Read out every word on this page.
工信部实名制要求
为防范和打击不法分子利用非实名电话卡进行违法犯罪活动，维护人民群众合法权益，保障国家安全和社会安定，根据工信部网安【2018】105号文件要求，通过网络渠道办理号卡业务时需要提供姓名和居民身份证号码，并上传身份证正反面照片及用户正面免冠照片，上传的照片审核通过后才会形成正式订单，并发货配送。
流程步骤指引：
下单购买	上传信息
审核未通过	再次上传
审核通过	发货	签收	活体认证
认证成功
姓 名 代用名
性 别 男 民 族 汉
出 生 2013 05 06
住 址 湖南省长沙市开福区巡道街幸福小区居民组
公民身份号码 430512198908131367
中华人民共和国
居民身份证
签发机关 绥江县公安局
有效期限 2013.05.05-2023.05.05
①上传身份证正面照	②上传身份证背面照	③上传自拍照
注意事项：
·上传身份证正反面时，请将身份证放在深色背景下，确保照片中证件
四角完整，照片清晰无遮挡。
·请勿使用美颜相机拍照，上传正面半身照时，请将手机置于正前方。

* EXERCISE DESCRIPTION
Produce a verbatim transcription of the entries above.

* SOLUTION TO THE PROBLEM
Read out every word on this page.
工信部实名制要求
为防范和打击不法分子利用非实名电话卡进行违法犯罪活动，维护人民群众合法权益，保障国家安全和社会安定，根据工信部网安【2018】105号文件要求，通过网络渠道办理号卡业务时需要提供姓名和居民身份证号码，并上传身份证正反面照片及用户正面免冠照片，上传的照片审核通过后才会形成正式订单，并发货配送。
流程步骤指引：
下单购买	上传信息
审核未通过	再次上传
审核通过	发货	签收	活体认证
认证成功
姓 名 代用名
性 别 男 民 族 汉
出 生 2013 05 06
住 址 湖南省长沙市开福区巡道街幸福小区居民组
公民身份号码 430512198908131367
中华人民共和国
居民身份证
签发机关 绥江县公安局
有效期限 2013.05.05-2023.05.05
①上传身份证正面照	②上传身份证背面照	③上传自拍照
注意事项：
·上传身份证正反面时，请将身份证放在深色背景下，确保照片中证件
四角完整，照片清晰无遮挡。
·请勿使用美颜相机拍照，上传正面半身照时，请将手机置于正前方。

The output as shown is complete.